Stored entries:
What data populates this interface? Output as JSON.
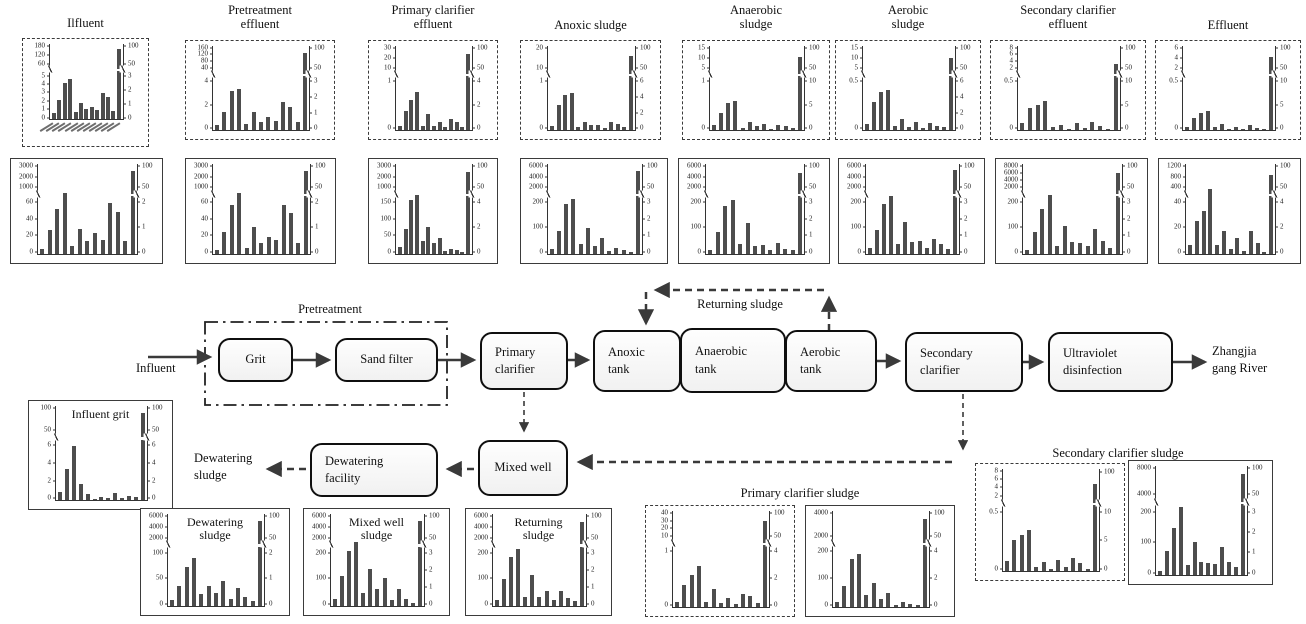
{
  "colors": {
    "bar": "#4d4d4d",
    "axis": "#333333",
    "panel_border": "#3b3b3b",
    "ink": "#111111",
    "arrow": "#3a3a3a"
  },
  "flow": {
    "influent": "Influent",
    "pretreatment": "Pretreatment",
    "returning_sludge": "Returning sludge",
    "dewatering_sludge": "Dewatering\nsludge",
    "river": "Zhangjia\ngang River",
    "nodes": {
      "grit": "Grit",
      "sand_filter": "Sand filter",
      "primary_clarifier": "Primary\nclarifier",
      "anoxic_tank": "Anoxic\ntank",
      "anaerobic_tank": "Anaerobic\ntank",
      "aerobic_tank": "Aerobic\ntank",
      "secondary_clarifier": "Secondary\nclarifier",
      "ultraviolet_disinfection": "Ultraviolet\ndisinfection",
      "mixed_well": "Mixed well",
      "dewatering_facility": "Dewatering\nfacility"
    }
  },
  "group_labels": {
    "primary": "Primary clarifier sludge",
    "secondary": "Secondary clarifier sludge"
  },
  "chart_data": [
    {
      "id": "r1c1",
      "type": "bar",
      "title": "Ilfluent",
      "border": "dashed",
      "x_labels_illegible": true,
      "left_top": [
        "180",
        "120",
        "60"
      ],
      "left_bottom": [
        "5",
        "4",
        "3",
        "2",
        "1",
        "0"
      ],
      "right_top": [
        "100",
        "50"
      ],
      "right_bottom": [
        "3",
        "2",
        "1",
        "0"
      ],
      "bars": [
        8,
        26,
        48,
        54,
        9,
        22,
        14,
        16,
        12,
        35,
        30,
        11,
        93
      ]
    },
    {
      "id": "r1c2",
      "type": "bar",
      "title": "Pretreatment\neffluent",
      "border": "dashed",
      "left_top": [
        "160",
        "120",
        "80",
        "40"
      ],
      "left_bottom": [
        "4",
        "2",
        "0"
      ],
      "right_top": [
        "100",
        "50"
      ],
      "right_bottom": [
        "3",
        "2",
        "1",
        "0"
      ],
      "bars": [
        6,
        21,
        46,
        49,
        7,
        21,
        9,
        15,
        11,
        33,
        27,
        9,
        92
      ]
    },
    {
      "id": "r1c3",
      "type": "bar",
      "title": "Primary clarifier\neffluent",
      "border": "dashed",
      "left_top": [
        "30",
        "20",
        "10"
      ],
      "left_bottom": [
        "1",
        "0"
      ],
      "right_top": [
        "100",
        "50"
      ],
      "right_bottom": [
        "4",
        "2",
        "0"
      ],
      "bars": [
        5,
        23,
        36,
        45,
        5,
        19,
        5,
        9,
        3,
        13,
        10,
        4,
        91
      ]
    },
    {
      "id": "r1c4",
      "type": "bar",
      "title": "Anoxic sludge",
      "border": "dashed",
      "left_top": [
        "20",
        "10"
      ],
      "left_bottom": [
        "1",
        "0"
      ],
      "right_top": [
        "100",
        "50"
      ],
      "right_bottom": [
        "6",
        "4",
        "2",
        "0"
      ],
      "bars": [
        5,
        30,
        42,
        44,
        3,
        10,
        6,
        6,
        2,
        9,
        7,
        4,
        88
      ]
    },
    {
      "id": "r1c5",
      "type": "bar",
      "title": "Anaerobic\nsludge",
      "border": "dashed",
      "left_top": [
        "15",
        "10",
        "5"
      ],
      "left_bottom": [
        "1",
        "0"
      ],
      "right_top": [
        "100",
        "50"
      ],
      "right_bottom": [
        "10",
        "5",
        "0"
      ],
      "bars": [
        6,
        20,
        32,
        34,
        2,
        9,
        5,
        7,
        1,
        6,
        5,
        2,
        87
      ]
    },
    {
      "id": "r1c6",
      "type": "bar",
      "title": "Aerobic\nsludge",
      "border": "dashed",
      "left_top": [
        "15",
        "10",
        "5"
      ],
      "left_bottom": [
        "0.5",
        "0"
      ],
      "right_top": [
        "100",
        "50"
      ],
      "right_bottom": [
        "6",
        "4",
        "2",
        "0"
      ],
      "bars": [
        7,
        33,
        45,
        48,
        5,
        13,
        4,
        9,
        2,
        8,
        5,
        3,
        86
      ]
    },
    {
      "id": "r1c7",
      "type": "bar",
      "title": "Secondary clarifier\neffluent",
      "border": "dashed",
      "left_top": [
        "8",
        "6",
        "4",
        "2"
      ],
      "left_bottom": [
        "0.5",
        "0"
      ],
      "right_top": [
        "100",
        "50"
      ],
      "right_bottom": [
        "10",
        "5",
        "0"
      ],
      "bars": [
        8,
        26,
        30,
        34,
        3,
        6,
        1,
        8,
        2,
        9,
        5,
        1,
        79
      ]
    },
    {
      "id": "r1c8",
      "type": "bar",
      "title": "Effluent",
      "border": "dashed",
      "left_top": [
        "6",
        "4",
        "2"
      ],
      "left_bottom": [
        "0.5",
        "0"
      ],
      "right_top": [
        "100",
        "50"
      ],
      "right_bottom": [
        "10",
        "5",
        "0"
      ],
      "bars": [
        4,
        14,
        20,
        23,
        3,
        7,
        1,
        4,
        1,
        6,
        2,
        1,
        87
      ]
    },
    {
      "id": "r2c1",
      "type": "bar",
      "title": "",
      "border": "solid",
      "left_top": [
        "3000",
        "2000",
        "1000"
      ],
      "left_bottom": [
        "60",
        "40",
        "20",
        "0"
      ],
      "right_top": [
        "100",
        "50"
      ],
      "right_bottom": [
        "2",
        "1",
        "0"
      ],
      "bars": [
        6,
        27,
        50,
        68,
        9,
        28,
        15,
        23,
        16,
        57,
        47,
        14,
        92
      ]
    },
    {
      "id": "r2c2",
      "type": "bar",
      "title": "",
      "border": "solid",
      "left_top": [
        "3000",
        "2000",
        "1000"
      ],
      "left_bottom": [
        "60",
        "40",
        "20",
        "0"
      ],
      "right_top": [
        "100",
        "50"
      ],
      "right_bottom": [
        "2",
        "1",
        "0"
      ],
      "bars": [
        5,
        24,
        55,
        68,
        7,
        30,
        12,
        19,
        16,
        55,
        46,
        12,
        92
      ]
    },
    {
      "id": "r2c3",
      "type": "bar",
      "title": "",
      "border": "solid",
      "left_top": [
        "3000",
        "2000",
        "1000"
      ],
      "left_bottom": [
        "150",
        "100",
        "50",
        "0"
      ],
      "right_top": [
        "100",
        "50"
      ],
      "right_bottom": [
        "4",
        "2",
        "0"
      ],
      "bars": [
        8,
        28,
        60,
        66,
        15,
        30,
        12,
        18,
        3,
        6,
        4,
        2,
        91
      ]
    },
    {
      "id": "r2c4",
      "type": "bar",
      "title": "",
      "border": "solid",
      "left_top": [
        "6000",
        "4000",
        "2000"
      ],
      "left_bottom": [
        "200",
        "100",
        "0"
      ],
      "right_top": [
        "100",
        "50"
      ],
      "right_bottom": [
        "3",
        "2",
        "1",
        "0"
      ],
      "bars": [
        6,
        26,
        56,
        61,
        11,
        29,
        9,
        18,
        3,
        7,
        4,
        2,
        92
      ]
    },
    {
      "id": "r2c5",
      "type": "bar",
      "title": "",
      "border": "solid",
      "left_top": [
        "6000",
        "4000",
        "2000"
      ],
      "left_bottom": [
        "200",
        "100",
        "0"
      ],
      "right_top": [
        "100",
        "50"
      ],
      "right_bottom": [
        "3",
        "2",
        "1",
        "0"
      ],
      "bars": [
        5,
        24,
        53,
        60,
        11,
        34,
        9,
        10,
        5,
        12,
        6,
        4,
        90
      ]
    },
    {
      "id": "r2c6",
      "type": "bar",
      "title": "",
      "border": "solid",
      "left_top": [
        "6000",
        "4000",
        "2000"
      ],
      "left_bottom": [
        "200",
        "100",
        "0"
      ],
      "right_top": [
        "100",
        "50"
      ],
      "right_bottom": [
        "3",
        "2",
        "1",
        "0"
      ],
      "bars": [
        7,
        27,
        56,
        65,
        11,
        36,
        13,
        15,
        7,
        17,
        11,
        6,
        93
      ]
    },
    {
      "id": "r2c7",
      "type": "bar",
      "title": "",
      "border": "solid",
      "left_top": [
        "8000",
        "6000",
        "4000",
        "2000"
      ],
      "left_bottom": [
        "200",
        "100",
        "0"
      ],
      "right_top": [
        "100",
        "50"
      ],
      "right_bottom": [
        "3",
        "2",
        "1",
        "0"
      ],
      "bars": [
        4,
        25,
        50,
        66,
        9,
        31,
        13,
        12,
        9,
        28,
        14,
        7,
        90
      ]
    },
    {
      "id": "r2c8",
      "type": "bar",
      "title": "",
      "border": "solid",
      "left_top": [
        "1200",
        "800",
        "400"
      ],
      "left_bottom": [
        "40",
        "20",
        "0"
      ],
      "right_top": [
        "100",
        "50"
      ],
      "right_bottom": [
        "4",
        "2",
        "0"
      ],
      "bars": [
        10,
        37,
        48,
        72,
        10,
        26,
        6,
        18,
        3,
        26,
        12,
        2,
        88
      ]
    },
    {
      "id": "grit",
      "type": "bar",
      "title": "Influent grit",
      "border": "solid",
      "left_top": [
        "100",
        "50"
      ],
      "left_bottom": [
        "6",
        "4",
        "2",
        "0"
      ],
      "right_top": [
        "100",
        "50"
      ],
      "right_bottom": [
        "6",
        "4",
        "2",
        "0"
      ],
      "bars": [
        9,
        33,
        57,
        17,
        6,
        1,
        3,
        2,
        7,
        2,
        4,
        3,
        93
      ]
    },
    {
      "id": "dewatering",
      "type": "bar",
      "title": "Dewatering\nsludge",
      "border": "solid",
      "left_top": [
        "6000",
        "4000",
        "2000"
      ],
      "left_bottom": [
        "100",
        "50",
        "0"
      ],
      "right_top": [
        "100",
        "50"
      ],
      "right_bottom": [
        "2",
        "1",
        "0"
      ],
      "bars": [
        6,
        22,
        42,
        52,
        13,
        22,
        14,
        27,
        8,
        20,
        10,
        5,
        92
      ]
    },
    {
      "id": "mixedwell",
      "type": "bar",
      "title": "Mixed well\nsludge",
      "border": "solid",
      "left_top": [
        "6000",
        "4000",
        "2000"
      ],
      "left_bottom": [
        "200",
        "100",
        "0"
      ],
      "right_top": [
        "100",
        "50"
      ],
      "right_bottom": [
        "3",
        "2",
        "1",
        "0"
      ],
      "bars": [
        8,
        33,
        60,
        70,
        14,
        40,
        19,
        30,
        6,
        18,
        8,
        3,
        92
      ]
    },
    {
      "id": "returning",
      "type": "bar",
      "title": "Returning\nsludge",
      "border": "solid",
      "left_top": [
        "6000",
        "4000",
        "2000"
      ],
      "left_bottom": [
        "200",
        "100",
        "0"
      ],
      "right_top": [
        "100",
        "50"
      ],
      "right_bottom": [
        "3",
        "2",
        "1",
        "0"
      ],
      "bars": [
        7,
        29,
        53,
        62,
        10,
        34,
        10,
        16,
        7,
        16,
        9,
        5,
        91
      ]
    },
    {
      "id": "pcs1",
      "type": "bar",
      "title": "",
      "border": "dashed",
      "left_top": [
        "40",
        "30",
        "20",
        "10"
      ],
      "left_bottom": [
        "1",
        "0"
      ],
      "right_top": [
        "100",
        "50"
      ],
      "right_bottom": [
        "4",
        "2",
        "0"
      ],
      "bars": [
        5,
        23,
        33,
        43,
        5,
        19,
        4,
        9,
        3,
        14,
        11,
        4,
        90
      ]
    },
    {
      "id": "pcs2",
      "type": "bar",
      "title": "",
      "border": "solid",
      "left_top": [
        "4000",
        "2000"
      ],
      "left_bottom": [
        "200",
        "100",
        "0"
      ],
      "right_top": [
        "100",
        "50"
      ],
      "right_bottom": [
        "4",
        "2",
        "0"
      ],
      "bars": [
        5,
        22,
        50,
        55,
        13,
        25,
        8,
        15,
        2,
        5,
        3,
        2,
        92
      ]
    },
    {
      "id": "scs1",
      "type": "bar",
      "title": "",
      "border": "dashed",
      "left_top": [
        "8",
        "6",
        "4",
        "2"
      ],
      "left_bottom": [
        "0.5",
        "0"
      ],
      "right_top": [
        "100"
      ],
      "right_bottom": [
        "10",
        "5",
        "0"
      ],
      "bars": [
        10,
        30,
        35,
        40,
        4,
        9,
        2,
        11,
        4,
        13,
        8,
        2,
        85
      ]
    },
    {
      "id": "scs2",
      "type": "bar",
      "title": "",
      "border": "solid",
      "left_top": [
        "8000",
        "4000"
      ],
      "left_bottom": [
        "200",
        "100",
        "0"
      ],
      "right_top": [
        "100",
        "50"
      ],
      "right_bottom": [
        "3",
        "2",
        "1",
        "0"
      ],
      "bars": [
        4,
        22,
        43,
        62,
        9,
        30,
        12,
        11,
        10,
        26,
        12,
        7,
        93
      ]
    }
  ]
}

• Problem to solve: Search the data for "Anoxic". Copy every line that has it.

• Solution to this task:
      "anoxic_tank": "Anoxic\ntank",
      "title": "Anoxic sludge",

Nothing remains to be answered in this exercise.